**EXERCISE DIRECTIONS**.
Could you copy out the entries below word for word, starting at the line that contains "subnet2-mask-label: Subnetmask:: [451, 856, 533, 872]" and ending after the line that contains "port-forwarding-line-1: used ports"?

**INPUT ROWS**.
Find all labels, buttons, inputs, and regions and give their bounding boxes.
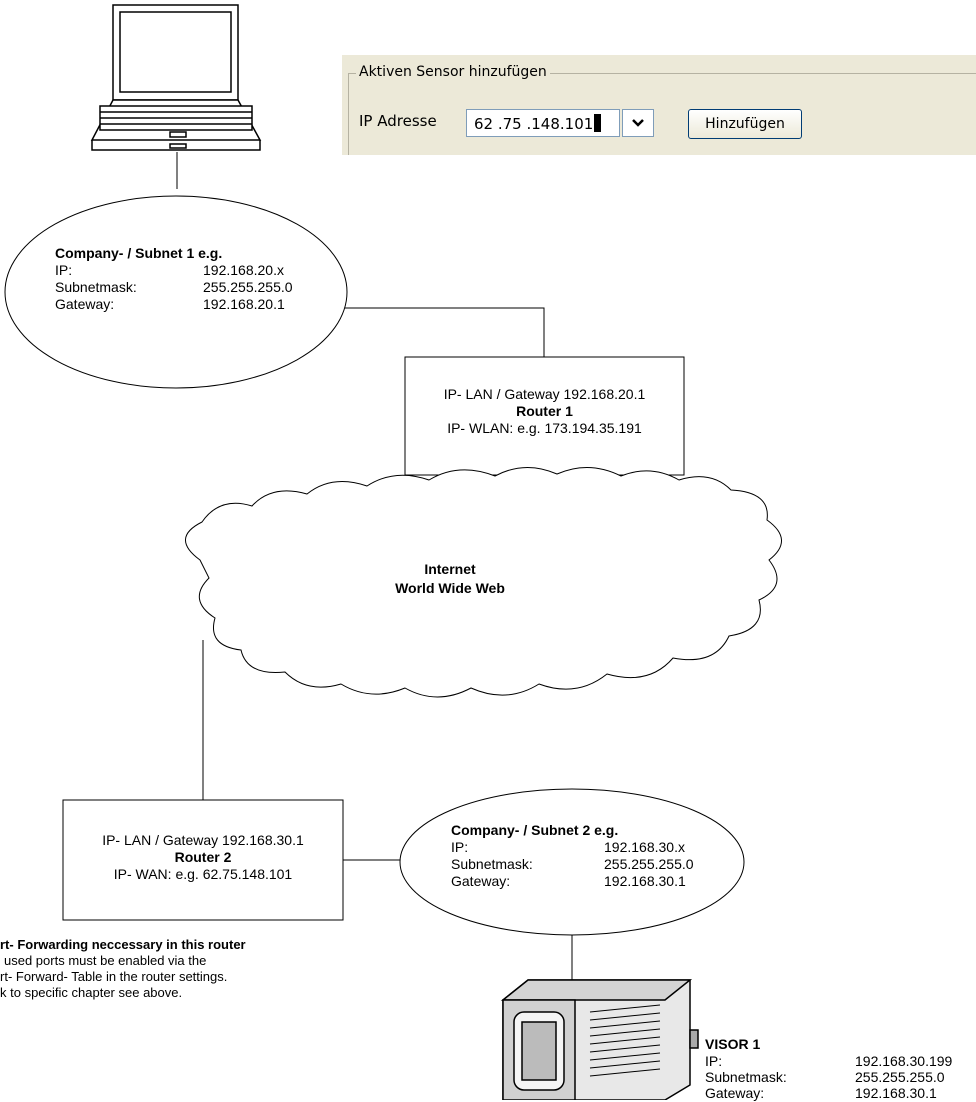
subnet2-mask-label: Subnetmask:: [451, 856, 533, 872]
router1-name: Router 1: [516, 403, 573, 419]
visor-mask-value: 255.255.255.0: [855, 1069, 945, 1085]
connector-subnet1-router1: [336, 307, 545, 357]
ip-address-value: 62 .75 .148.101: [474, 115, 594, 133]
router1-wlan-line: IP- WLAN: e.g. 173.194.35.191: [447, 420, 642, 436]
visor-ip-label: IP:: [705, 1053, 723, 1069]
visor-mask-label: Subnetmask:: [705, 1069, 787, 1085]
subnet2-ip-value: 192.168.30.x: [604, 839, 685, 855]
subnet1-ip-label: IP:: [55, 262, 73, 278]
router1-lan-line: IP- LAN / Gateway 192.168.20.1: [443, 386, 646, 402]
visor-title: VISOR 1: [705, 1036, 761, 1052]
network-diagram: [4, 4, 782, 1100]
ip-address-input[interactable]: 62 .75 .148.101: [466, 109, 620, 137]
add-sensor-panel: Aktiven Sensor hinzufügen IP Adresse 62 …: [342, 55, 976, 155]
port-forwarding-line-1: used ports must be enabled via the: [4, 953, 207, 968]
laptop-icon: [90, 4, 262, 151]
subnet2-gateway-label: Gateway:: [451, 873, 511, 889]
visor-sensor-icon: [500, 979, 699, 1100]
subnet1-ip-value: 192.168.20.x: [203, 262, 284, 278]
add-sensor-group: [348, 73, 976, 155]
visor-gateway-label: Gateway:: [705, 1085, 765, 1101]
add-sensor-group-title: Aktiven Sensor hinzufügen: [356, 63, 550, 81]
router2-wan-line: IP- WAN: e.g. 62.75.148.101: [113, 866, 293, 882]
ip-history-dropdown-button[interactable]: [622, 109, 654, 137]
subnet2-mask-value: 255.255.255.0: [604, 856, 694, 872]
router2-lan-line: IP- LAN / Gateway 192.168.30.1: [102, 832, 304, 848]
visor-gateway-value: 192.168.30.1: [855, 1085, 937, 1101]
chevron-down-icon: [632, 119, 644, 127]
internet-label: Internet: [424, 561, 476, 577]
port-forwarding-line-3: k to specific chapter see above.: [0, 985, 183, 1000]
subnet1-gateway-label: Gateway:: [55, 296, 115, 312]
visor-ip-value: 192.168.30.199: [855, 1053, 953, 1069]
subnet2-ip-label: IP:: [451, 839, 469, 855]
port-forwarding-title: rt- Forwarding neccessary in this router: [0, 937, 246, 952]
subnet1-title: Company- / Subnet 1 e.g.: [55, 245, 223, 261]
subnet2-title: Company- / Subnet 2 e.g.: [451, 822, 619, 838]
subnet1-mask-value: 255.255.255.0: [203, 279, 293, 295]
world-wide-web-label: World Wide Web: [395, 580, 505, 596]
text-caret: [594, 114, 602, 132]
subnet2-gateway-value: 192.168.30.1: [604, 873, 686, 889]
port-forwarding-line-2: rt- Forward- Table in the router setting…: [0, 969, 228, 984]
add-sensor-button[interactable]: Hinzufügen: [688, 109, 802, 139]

**CORRECT OUTPUT**.
subnet2-mask-label: Subnetmask:: [451, 856, 533, 872]
router1-name: Router 1: [516, 403, 573, 419]
visor-mask-value: 255.255.255.0: [855, 1069, 945, 1085]
connector-subnet1-router1: [336, 307, 545, 357]
ip-address-value: 62 .75 .148.101: [474, 115, 594, 133]
router1-wlan-line: IP- WLAN: e.g. 173.194.35.191: [447, 420, 642, 436]
visor-ip-label: IP:: [705, 1053, 723, 1069]
visor-mask-label: Subnetmask:: [705, 1069, 787, 1085]
subnet2-ip-value: 192.168.30.x: [604, 839, 685, 855]
subnet1-ip-label: IP:: [55, 262, 73, 278]
router1-lan-line: IP- LAN / Gateway 192.168.20.1: [443, 386, 646, 402]
visor-title: VISOR 1: [705, 1036, 761, 1052]
network-diagram: [4, 4, 782, 1100]
ip-address-input[interactable]: 62 .75 .148.101: [466, 109, 620, 137]
add-sensor-panel: Aktiven Sensor hinzufügen IP Adresse 62 …: [342, 55, 976, 155]
port-forwarding-line-1: used ports must be enabled via the: [4, 953, 207, 968]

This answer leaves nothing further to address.